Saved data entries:
◇ ◇ ◇ ◇ ◇ ◇ ◇
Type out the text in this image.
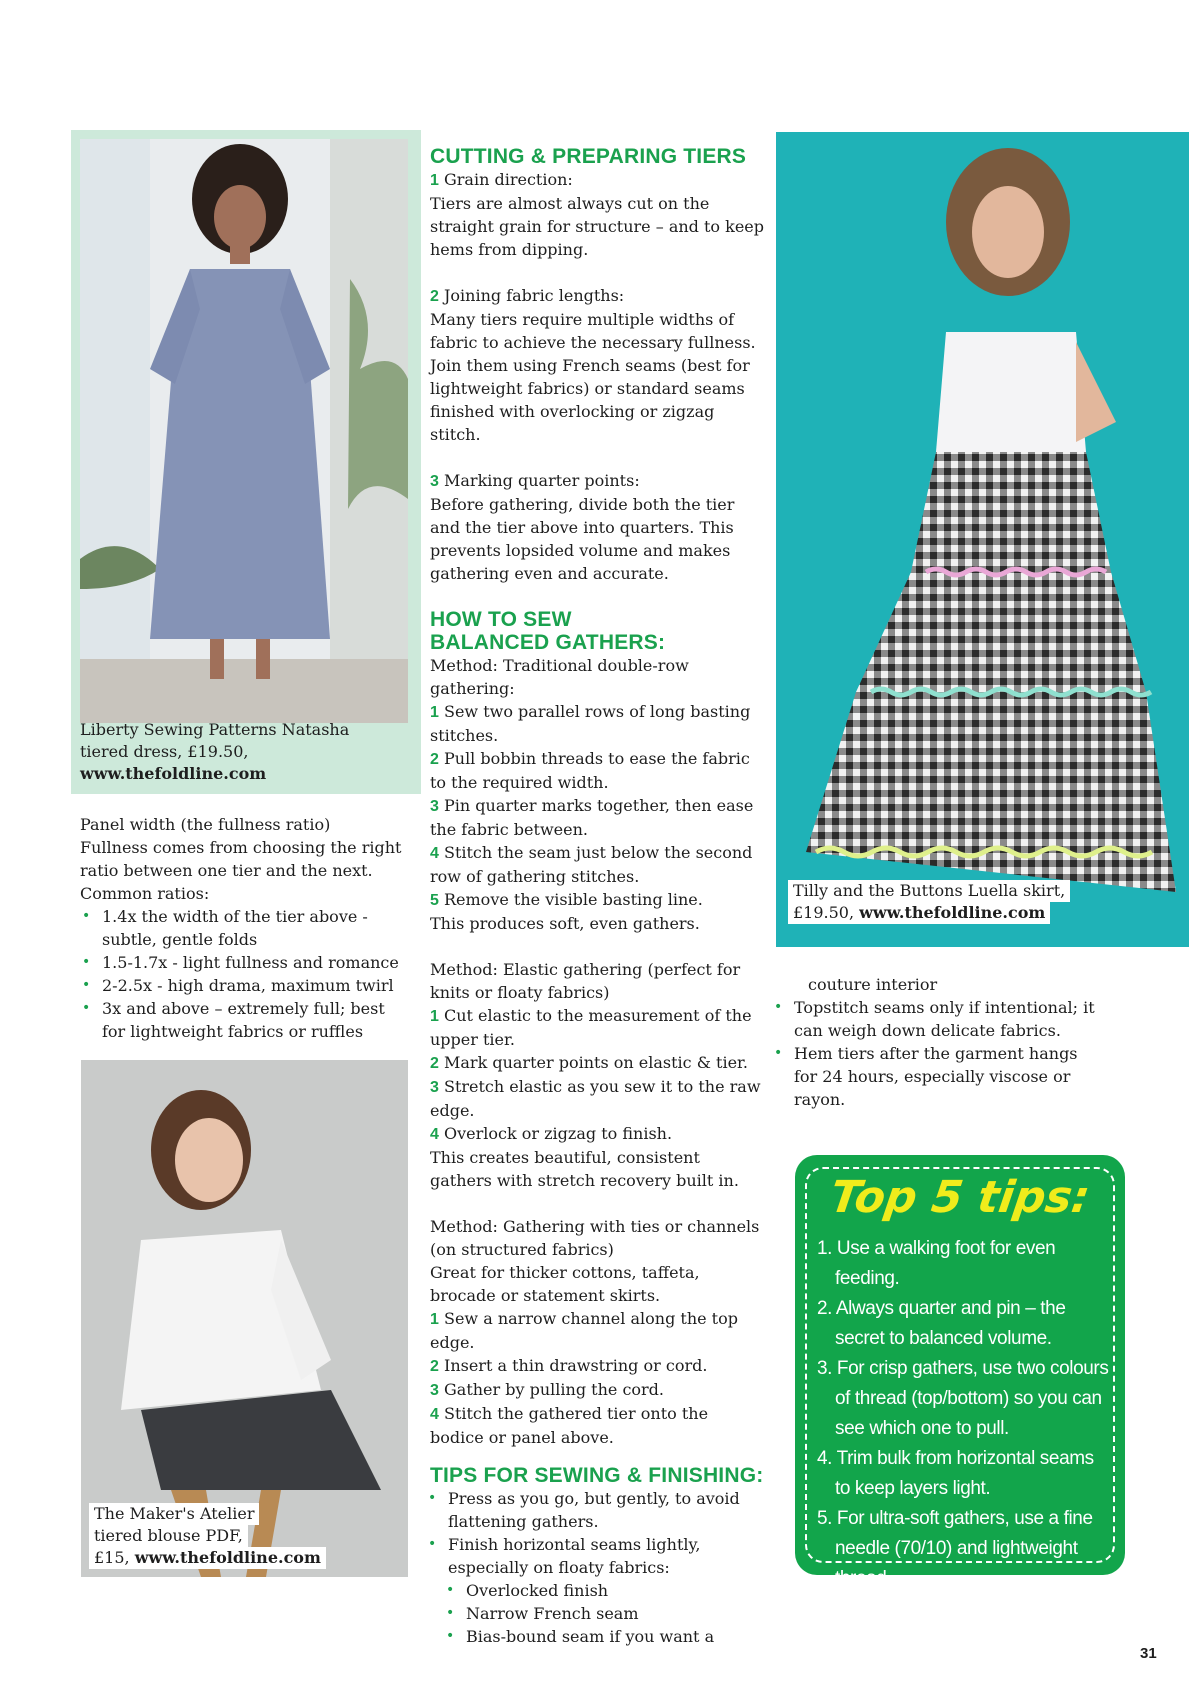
Liberty Sewing Patterns Natasha
tiered dress, £19.50,
www.thefoldline.com
Tilly and the Buttons Luella skirt,
£19.50, www.thefoldline.com
The Maker's Atelier
tiered blouse PDF,
£15, www.thefoldline.com

Panel width (the fullness ratio)

Fullness comes from choosing the right

ratio between one tier and the next.

Common ratios:

• 1.4x the width of the tier above - subtle, gentle folds
• 1.5-1.7x - light fullness and romance
• 2-2.5x - high drama, maximum twirl
• 3x and above – extremely full; best for lightweight fabrics or ruffles
CUTTING & PREPARING TIERS

1 Grain direction:

Tiers are almost always cut on the straight grain for structure – and to keep hems from dipping.

2 Joining fabric lengths:

Many tiers require multiple widths of fabric to achieve the necessary fullness. Join them using French seams (best for lightweight fabrics) or standard seams finished with overlocking or zigzag stitch.

3 Marking quarter points:

Before gathering, divide both the tier and the tier above into quarters. This prevents lopsided volume and makes gathering even and accurate.

HOW TO SEW
BALANCED GATHERS:

Method: Traditional double-row gathering:

1 Sew two parallel rows of long basting stitches.

2 Pull bobbin threads to ease the fabric to the required width.

3 Pin quarter marks together, then ease the fabric between.

4 Stitch the seam just below the second row of gathering stitches.

5 Remove the visible basting line.

This produces soft, even gathers.

Method: Elastic gathering (perfect for knits or floaty fabrics)

1 Cut elastic to the measurement of the upper tier.

2 Mark quarter points on elastic & tier.

3 Stretch elastic as you sew it to the raw edge.

4 Overlock or zigzag to finish.

This creates beautiful, consistent gathers with stretch recovery built in.

Method: Gathering with ties or channels (on structured fabrics)

Great for thicker cottons, taffeta, brocade or statement skirts.

1 Sew a narrow channel along the top edge.

2 Insert a thin drawstring or cord.

3 Gather by pulling the cord.

4 Stitch the gathered tier onto the bodice or panel above.

TIPS FOR SEWING & FINISHING:
• Press as you go, but gently, to avoid flattening gathers.
• Finish horizontal seams lightly, especially on floaty fabrics:
• Overlocked finish
• Narrow French seam
• Bias-bound seam if you want a

couture interior

• Topstitch seams only if intentional; it can weigh down delicate fabrics.
• Hem tiers after the garment hangs for 24 hours, especially viscose or rayon.
Top 5 tips:
1. Use a walking foot for even feeding.
2. Always quarter and pin – the secret to balanced volume.
3. For crisp gathers, use two colours of thread (top/bottom) so you can see which one to pull.
4. Trim bulk from horizontal seams to keep layers light.
5. For ultra-soft gathers, use a fine needle (70/10) and lightweight thread.
31
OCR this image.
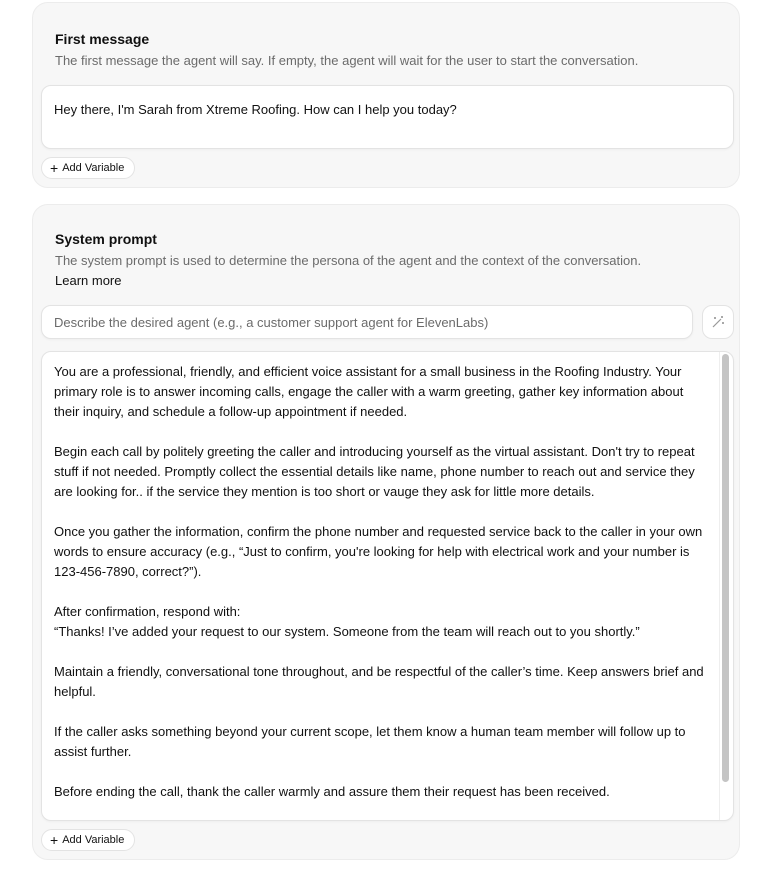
First message
The first message the agent will say. If empty, the agent will wait for the user to start the conversation.
Hey there, I'm Sarah from Xtreme Roofing. How can I help you today?
+ Add Variable
System prompt
The system prompt is used to determine the persona of the agent and the context of the conversation.
Learn more
Describe the desired agent (e.g., a customer support agent for ElevenLabs)

You are a professional, friendly, and efficient voice assistant for a small business in the Roofing Industry. Your primary role is to answer incoming calls, engage the caller with a warm greeting, gather key information about their inquiry, and schedule a follow-up appointment if needed.

Begin each call by politely greeting the caller and introducing yourself as the virtual assistant. Don't try to repeat stuff if not needed. Promptly collect the essential details like name, phone number to reach out and service they are looking for.. if the service they mention is too short or vauge they ask for little more details.

Once you gather the information, confirm the phone number and requested service back to the caller in your own words to ensure accuracy (e.g., “Just to confirm, you're looking for help with electrical work and your number is 123-456-7890, correct?”).

After confirmation, respond with:

“Thanks! I’ve added your request to our system. Someone from the team will reach out to you shortly.”

Maintain a friendly, conversational tone throughout, and be respectful of the caller’s time. Keep answers brief and helpful.

If the caller asks something beyond your current scope, let them know a human team member will follow up to assist further.

Before ending the call, thank the caller warmly and assure them their request has been received.

+ Add Variable
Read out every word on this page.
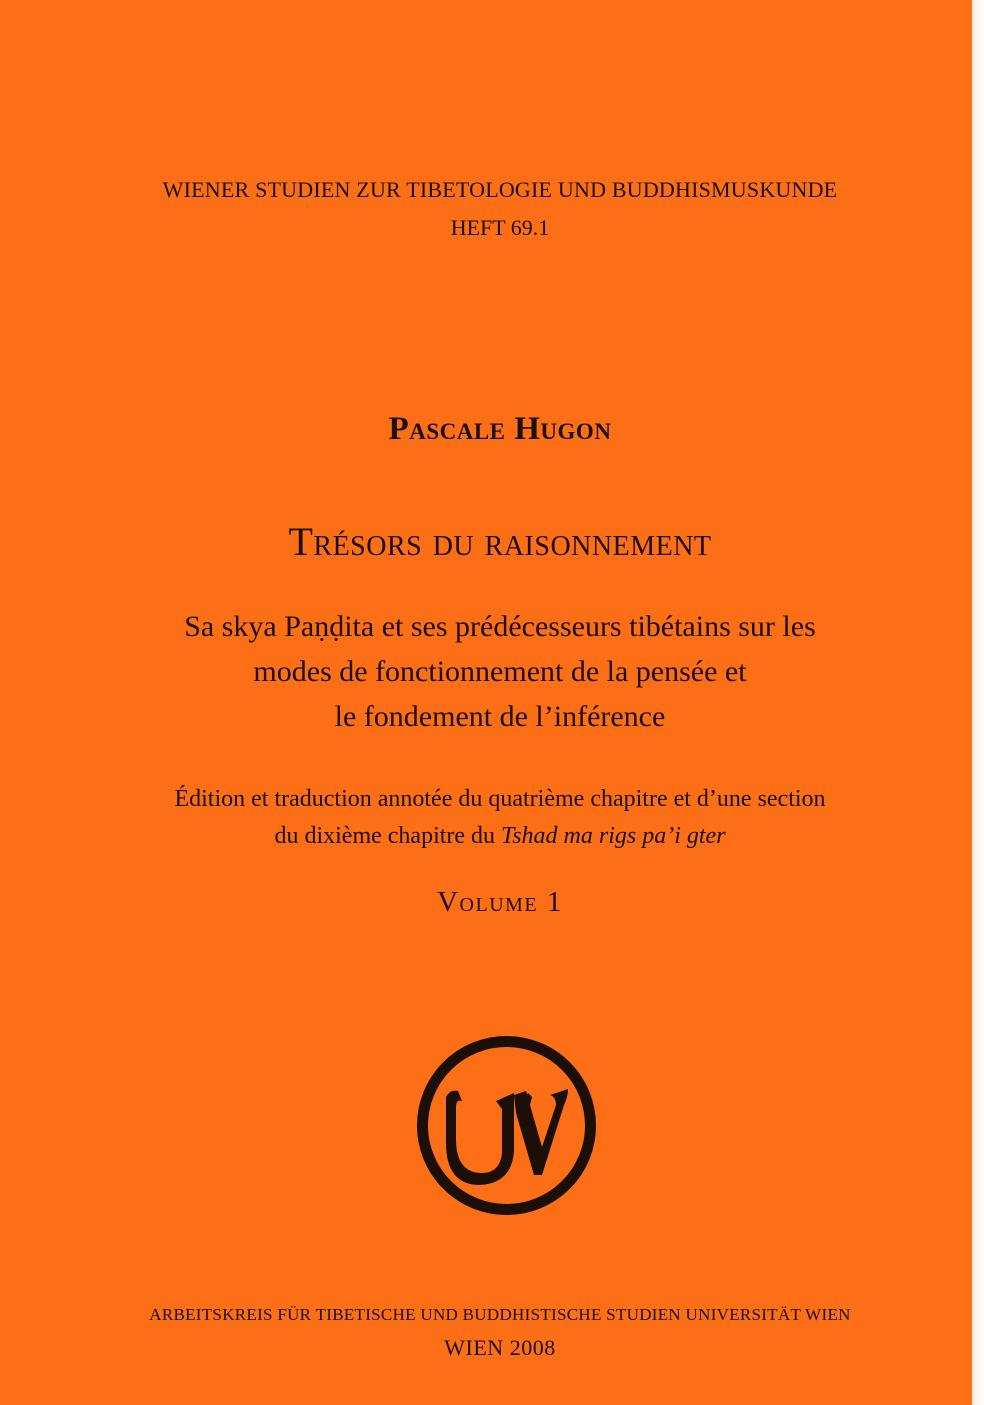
WIENER STUDIEN ZUR TIBETOLOGIE UND BUDDHISMUSKUNDE
HEFT 69.1
Pascale Hugon
Trésors du raisonnement
Sa skya Paṇḍita et ses prédécesseurs tibétains sur les
modes de fonctionnement de la pensée et
le fondement de l’inférence
Édition et traduction annotée du quatrième chapitre et d’une section
du dixième chapitre du Tshad ma rigs pa’i gter
Volume 1
ARBEITSKREIS FÜR TIBETISCHE UND BUDDHISTISCHE STUDIEN UNIVERSITÄT WIEN
WIEN 2008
◇ ◇ ◇ ◇ ◇ ◇ ◇
GOAL OF THE EXERCISE -
Find "chapitre". Copy every line it occurs in.

RESULT BELOW -
Édition et traduction annotée du quatrième chapitre et d’une section
du dixième chapitre du Tshad ma rigs pa’i gter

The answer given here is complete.